GOAL:
Locate every line in the material below that has the word "this". Copy each of those lines.

Dataset entries:
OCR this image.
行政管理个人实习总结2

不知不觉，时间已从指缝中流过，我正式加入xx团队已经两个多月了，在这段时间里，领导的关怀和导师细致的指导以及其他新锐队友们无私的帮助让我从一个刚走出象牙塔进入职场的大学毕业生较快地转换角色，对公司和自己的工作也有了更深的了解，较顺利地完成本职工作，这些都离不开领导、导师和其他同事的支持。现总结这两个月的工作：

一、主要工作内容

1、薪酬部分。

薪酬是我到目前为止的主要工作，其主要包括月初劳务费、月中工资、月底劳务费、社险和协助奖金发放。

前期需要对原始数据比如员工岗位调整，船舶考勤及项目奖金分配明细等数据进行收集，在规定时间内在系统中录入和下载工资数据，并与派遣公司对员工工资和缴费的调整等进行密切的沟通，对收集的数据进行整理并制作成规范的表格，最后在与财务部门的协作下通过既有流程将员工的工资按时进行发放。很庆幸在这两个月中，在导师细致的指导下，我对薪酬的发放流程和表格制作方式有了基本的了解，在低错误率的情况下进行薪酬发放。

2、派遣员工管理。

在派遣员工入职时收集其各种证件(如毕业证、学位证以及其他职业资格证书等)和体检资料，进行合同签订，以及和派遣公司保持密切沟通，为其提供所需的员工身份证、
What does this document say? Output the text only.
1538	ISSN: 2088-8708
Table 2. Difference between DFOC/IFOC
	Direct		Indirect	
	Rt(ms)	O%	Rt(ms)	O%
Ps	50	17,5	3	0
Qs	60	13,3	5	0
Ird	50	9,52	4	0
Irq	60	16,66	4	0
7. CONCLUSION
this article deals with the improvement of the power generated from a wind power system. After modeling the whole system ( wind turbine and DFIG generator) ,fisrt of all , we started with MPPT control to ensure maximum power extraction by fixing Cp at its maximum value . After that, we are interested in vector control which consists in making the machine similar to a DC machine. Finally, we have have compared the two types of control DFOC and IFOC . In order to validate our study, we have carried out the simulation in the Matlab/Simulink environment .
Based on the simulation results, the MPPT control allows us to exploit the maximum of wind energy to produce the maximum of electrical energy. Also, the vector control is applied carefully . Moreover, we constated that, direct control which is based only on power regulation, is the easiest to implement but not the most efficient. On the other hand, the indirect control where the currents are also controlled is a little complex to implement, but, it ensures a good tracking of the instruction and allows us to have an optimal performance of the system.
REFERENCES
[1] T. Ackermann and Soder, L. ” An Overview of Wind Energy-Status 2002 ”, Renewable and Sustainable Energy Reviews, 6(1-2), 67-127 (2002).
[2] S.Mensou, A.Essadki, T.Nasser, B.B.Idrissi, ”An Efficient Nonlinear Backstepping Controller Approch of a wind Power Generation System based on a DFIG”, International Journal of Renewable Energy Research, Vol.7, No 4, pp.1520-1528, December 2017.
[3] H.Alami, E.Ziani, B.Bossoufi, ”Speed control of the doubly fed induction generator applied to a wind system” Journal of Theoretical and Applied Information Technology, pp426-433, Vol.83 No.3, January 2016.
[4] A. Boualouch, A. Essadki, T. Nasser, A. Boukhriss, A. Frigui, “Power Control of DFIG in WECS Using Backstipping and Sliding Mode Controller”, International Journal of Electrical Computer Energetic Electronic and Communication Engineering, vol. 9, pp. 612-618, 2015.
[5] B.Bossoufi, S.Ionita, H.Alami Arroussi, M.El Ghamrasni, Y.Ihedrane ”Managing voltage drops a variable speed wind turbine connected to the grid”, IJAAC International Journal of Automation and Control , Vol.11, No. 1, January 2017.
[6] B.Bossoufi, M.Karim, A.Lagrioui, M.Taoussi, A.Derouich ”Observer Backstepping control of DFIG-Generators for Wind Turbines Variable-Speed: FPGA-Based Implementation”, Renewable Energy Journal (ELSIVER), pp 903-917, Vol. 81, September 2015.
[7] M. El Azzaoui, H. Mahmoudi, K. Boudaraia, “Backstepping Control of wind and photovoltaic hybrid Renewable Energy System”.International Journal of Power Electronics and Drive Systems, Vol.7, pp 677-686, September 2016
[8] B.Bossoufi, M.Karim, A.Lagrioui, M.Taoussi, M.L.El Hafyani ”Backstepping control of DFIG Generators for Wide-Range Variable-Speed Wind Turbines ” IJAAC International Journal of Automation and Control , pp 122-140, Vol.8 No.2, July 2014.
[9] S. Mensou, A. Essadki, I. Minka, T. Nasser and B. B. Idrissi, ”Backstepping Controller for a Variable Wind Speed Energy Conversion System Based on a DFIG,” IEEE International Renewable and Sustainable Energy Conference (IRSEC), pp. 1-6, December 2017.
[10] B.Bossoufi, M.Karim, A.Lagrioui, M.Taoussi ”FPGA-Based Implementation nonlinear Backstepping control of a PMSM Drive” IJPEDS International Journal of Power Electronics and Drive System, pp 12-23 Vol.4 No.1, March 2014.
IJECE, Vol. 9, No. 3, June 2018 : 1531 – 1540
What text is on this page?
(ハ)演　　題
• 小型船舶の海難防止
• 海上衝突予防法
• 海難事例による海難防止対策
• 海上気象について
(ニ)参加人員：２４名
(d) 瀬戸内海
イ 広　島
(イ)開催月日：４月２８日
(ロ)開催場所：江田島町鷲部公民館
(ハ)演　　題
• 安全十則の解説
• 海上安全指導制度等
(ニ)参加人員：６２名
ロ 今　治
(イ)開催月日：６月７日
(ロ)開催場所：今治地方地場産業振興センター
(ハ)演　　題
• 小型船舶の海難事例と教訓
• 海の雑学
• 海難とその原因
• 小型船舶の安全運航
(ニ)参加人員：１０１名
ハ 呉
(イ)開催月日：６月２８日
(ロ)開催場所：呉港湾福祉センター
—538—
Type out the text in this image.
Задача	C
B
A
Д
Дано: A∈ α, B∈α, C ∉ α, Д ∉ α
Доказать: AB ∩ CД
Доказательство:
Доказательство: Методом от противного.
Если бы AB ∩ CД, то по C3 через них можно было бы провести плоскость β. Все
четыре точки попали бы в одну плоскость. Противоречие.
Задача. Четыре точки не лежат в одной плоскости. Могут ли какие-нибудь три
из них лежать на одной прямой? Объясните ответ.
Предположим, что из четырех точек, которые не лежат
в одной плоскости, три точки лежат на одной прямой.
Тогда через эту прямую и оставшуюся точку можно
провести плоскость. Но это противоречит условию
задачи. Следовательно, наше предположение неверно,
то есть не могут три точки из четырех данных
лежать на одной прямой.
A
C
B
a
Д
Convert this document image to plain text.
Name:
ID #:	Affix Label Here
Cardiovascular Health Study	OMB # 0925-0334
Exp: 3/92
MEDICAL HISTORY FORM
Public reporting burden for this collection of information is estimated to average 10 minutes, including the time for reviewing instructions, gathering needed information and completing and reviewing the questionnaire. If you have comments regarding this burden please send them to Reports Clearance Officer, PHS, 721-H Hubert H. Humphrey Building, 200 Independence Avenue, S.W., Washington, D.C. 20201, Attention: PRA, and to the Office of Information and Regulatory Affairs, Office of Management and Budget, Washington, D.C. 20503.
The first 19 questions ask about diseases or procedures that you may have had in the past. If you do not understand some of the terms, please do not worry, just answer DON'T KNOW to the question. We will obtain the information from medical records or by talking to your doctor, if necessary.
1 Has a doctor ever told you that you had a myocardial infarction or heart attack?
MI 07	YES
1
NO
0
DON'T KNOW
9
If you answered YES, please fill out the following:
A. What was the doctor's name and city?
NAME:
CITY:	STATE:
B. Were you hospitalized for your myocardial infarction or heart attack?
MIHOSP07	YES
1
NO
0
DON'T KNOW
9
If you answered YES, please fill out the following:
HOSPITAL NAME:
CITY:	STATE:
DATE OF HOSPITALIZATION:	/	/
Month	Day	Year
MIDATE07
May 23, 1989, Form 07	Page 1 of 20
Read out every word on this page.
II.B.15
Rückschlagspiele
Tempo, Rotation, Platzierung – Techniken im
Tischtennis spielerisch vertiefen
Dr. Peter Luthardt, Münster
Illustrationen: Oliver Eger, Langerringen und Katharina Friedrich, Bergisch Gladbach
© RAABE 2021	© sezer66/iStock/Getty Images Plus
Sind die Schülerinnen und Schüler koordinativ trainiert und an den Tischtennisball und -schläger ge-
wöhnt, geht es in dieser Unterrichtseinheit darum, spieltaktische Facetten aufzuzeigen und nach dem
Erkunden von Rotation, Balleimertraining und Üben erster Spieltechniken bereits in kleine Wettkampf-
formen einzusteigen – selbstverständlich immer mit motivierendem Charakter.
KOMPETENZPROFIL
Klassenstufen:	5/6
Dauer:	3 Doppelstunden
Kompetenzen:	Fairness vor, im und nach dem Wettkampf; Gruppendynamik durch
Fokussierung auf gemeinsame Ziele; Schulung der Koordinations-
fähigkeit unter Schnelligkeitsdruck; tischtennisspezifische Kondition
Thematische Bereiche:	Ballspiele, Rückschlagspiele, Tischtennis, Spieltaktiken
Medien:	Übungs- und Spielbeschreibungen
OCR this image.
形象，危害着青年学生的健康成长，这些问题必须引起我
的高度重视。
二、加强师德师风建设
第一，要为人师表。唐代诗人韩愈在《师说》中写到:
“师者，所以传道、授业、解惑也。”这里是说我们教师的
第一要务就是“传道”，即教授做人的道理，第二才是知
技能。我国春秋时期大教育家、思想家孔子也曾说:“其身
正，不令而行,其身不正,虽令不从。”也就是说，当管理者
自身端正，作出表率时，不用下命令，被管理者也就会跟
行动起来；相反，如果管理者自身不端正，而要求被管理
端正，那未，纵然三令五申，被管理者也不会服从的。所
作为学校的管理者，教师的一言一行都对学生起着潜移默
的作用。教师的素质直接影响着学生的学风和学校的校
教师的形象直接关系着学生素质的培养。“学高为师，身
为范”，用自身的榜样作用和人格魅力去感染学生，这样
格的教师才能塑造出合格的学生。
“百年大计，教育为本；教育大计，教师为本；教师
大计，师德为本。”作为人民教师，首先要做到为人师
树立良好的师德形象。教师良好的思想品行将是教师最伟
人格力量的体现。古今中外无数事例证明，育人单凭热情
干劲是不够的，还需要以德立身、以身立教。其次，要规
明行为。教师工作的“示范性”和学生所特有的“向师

ANSWER TO THE PROBLEM:
OCR this image.
What does this document say? Output the text only.
this article deals with the improvement of the power generated from a wind power system. After modeling the whole system ( wind turbine and DFIG generator) ,fisrt of all , we started with MPPT control to ensure maximum power extraction by fixing Cp at its maximum value . After that, we are interested in vector control which consists in making the machine similar to a DC machine. Finally, we have have compared the two types of control DFOC and IFOC . In order to validate our study, we have carried out the simulation in the Matlab/Simulink environment .
What text is on this page?
Type out the text in this image.
Convert this document image to plain text.
Public reporting burden for this collection of information is estimated to average 10 minutes, including the time for reviewing instructions, gathering needed information and completing and reviewing the questionnaire. If you have comments regarding this burden please send them to Reports Clearance Officer, PHS, 721-H Hubert H. Humphrey Building, 200 Independence Avenue, S.W., Washington, D.C. 20201, Attention: PRA, and to the Office of Information and Regulatory Affairs, Office of Management and Budget, Washington, D.C. 20503.
Read out every word on this page.
OCR this image.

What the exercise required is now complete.